Send back all the data below, exactly as given.

[Data records]
— BEGIN —
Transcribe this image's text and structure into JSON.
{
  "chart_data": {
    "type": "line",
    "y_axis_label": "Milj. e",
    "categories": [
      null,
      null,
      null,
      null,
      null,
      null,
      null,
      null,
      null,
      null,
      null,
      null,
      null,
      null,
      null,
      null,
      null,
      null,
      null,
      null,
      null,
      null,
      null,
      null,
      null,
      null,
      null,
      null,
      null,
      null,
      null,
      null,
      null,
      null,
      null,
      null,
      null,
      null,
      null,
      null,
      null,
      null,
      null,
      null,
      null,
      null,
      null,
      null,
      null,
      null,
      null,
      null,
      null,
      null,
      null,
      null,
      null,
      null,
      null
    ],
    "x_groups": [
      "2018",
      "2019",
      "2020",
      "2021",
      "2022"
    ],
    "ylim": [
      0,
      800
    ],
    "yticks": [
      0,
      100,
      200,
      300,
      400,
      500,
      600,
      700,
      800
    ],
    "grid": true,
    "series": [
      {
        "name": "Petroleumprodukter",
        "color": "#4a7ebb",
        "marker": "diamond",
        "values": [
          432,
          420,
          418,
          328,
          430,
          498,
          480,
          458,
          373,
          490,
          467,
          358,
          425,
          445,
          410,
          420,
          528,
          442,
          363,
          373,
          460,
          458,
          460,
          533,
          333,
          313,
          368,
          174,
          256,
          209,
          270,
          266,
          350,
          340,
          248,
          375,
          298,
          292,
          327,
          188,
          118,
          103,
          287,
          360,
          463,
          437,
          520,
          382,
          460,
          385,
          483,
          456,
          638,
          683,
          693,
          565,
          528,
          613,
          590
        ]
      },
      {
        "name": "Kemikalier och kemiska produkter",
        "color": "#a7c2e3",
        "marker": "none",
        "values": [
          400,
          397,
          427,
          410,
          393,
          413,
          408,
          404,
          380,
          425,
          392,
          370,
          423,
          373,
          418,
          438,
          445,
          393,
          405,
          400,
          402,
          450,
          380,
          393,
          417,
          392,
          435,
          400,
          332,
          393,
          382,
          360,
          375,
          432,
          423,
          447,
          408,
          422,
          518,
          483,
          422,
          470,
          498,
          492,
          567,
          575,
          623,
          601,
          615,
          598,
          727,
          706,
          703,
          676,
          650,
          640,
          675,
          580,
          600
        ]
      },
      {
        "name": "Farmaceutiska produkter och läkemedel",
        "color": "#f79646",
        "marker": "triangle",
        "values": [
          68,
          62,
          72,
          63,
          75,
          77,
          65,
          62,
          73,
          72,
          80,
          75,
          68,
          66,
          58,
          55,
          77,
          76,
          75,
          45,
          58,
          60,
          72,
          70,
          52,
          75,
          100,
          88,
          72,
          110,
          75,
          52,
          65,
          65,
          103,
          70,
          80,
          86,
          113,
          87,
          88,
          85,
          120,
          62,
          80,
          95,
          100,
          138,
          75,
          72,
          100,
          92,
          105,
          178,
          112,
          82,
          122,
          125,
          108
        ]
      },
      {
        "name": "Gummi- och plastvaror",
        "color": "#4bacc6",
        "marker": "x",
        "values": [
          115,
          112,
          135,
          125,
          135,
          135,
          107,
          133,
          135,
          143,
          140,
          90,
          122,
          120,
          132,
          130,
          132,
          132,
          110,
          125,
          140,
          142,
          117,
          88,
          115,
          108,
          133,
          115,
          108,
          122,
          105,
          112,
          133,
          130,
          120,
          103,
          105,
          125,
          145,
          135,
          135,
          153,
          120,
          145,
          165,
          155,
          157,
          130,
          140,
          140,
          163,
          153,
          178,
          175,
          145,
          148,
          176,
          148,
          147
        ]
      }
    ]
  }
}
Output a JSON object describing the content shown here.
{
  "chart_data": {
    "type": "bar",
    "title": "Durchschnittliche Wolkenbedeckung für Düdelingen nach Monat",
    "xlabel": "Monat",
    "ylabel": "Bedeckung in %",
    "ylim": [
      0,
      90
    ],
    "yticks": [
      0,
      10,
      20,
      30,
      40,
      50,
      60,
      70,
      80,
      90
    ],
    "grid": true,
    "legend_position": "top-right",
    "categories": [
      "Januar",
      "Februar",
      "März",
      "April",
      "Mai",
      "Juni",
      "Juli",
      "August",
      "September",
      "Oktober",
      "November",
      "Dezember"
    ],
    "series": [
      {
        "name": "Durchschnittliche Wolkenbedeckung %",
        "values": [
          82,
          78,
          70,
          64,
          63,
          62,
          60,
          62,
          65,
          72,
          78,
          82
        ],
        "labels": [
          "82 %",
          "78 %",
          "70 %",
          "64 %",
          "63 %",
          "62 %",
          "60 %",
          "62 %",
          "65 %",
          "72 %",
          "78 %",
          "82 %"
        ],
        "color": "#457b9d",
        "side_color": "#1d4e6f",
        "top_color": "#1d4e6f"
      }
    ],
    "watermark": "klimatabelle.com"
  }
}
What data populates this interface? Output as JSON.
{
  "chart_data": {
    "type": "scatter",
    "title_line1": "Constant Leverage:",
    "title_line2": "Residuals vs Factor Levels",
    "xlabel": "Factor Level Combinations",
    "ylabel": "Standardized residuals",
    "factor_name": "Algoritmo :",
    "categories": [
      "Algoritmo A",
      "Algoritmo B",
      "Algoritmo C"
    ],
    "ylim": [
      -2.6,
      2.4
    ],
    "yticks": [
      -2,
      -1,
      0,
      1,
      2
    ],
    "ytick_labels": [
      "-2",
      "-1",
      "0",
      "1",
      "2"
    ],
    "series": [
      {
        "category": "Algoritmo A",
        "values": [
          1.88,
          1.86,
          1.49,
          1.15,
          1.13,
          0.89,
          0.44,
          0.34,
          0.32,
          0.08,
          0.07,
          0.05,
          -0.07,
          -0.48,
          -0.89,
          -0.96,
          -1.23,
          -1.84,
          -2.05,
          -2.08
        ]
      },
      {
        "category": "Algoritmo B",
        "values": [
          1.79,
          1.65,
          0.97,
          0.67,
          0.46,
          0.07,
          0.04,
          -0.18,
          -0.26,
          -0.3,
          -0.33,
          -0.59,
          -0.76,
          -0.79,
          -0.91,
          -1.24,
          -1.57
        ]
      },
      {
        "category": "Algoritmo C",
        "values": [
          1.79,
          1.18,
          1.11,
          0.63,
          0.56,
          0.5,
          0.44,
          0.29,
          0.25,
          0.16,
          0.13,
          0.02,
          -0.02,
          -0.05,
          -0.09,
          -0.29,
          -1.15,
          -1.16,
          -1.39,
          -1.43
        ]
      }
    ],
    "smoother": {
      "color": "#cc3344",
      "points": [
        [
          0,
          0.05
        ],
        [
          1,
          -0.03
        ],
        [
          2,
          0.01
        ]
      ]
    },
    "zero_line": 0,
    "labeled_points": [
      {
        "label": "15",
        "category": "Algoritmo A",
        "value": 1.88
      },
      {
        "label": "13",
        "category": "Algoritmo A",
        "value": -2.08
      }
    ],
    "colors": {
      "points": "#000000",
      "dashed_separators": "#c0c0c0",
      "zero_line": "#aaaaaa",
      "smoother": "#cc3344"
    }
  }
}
— END —
[Result of the exercise]
Transcribe this image's text and structure into JSON.
{
  "chart_data": {
    "type": "line",
    "y_axis_label": "Milj. e",
    "categories": [
      null,
      null,
      null,
      null,
      null,
      null,
      null,
      null,
      null,
      null,
      null,
      null,
      null,
      null,
      null,
      null,
      null,
      null,
      null,
      null,
      null,
      null,
      null,
      null,
      null,
      null,
      null,
      null,
      null,
      null,
      null,
      null,
      null,
      null,
      null,
      null,
      null,
      null,
      null,
      null,
      null,
      null,
      null,
      null,
      null,
      null,
      null,
      null,
      null,
      null,
      null,
      null,
      null,
      null,
      null,
      null,
      null,
      null,
      null
    ],
    "x_groups": [
      "2018",
      "2019",
      "2020",
      "2021",
      "2022"
    ],
    "ylim": [
      0,
      800
    ],
    "yticks": [
      0,
      100,
      200,
      300,
      400,
      500,
      600,
      700,
      800
    ],
    "grid": true,
    "series": [
      {
        "name": "Petroleumprodukter",
        "color": "#4a7ebb",
        "marker": "diamond",
        "values": [
          432,
          420,
          418,
          328,
          430,
          498,
          480,
          458,
          373,
          490,
          467,
          358,
          425,
          445,
          410,
          420,
          528,
          442,
          363,
          373,
          460,
          458,
          460,
          533,
          333,
          313,
          368,
          174,
          256,
          209,
          270,
          266,
          350,
          340,
          248,
          375,
          298,
          292,
          327,
          188,
          118,
          103,
          287,
          360,
          463,
          437,
          520,
          382,
          460,
          385,
          483,
          456,
          638,
          683,
          693,
          565,
          528,
          613,
          590
        ]
      },
      {
        "name": "Kemikalier och kemiska produkter",
        "color": "#a7c2e3",
        "marker": "none",
        "values": [
          400,
          397,
          427,
          410,
          393,
          413,
          408,
          404,
          380,
          425,
          392,
          370,
          423,
          373,
          418,
          438,
          445,
          393,
          405,
          400,
          402,
          450,
          380,
          393,
          417,
          392,
          435,
          400,
          332,
          393,
          382,
          360,
          375,
          432,
          423,
          447,
          408,
          422,
          518,
          483,
          422,
          470,
          498,
          492,
          567,
          575,
          623,
          601,
          615,
          598,
          727,
          706,
          703,
          676,
          650,
          640,
          675,
          580,
          600
        ]
      },
      {
        "name": "Farmaceutiska produkter och läkemedel",
        "color": "#f79646",
        "marker": "triangle",
        "values": [
          68,
          62,
          72,
          63,
          75,
          77,
          65,
          62,
          73,
          72,
          80,
          75,
          68,
          66,
          58,
          55,
          77,
          76,
          75,
          45,
          58,
          60,
          72,
          70,
          52,
          75,
          100,
          88,
          72,
          110,
          75,
          52,
          65,
          65,
          103,
          70,
          80,
          86,
          113,
          87,
          88,
          85,
          120,
          62,
          80,
          95,
          100,
          138,
          75,
          72,
          100,
          92,
          105,
          178,
          112,
          82,
          122,
          125,
          108
        ]
      },
      {
        "name": "Gummi- och plastvaror",
        "color": "#4bacc6",
        "marker": "x",
        "values": [
          115,
          112,
          135,
          125,
          135,
          135,
          107,
          133,
          135,
          143,
          140,
          90,
          122,
          120,
          132,
          130,
          132,
          132,
          110,
          125,
          140,
          142,
          117,
          88,
          115,
          108,
          133,
          115,
          108,
          122,
          105,
          112,
          133,
          130,
          120,
          103,
          105,
          125,
          145,
          135,
          135,
          153,
          120,
          145,
          165,
          155,
          157,
          130,
          140,
          140,
          163,
          153,
          178,
          175,
          145,
          148,
          176,
          148,
          147
        ]
      }
    ]
  }
}
Output a JSON object describing the content shown here.
{
  "chart_data": {
    "type": "bar",
    "title": "Durchschnittliche Wolkenbedeckung für Düdelingen nach Monat",
    "xlabel": "Monat",
    "ylabel": "Bedeckung in %",
    "ylim": [
      0,
      90
    ],
    "yticks": [
      0,
      10,
      20,
      30,
      40,
      50,
      60,
      70,
      80,
      90
    ],
    "grid": true,
    "legend_position": "top-right",
    "categories": [
      "Januar",
      "Februar",
      "März",
      "April",
      "Mai",
      "Juni",
      "Juli",
      "August",
      "September",
      "Oktober",
      "November",
      "Dezember"
    ],
    "series": [
      {
        "name": "Durchschnittliche Wolkenbedeckung %",
        "values": [
          82,
          78,
          70,
          64,
          63,
          62,
          60,
          62,
          65,
          72,
          78,
          82
        ],
        "labels": [
          "82 %",
          "78 %",
          "70 %",
          "64 %",
          "63 %",
          "62 %",
          "60 %",
          "62 %",
          "65 %",
          "72 %",
          "78 %",
          "82 %"
        ],
        "color": "#457b9d",
        "side_color": "#1d4e6f",
        "top_color": "#1d4e6f"
      }
    ],
    "watermark": "klimatabelle.com"
  }
}
What data populates this interface? Output as JSON.
{
  "chart_data": {
    "type": "scatter",
    "title_line1": "Constant Leverage:",
    "title_line2": "Residuals vs Factor Levels",
    "xlabel": "Factor Level Combinations",
    "ylabel": "Standardized residuals",
    "factor_name": "Algoritmo :",
    "categories": [
      "Algoritmo A",
      "Algoritmo B",
      "Algoritmo C"
    ],
    "ylim": [
      -2.6,
      2.4
    ],
    "yticks": [
      -2,
      -1,
      0,
      1,
      2
    ],
    "ytick_labels": [
      "-2",
      "-1",
      "0",
      "1",
      "2"
    ],
    "series": [
      {
        "category": "Algoritmo A",
        "values": [
          1.88,
          1.86,
          1.49,
          1.15,
          1.13,
          0.89,
          0.44,
          0.34,
          0.32,
          0.08,
          0.07,
          0.05,
          -0.07,
          -0.48,
          -0.89,
          -0.96,
          -1.23,
          -1.84,
          -2.05,
          -2.08
        ]
      },
      {
        "category": "Algoritmo B",
        "values": [
          1.79,
          1.65,
          0.97,
          0.67,
          0.46,
          0.07,
          0.04,
          -0.18,
          -0.26,
          -0.3,
          -0.33,
          -0.59,
          -0.76,
          -0.79,
          -0.91,
          -1.24,
          -1.57
        ]
      },
      {
        "category": "Algoritmo C",
        "values": [
          1.79,
          1.18,
          1.11,
          0.63,
          0.56,
          0.5,
          0.44,
          0.29,
          0.25,
          0.16,
          0.13,
          0.02,
          -0.02,
          -0.05,
          -0.09,
          -0.29,
          -1.15,
          -1.16,
          -1.39,
          -1.43
        ]
      }
    ],
    "smoother": {
      "color": "#cc3344",
      "points": [
        [
          0,
          0.05
        ],
        [
          1,
          -0.03
        ],
        [
          2,
          0.01
        ]
      ]
    },
    "zero_line": 0,
    "labeled_points": [
      {
        "label": "15",
        "category": "Algoritmo A",
        "value": 1.88
      },
      {
        "label": "13",
        "category": "Algoritmo A",
        "value": -2.08
      }
    ],
    "colors": {
      "points": "#000000",
      "dashed_separators": "#c0c0c0",
      "zero_line": "#aaaaaa",
      "smoother": "#cc3344"
    }
  }
}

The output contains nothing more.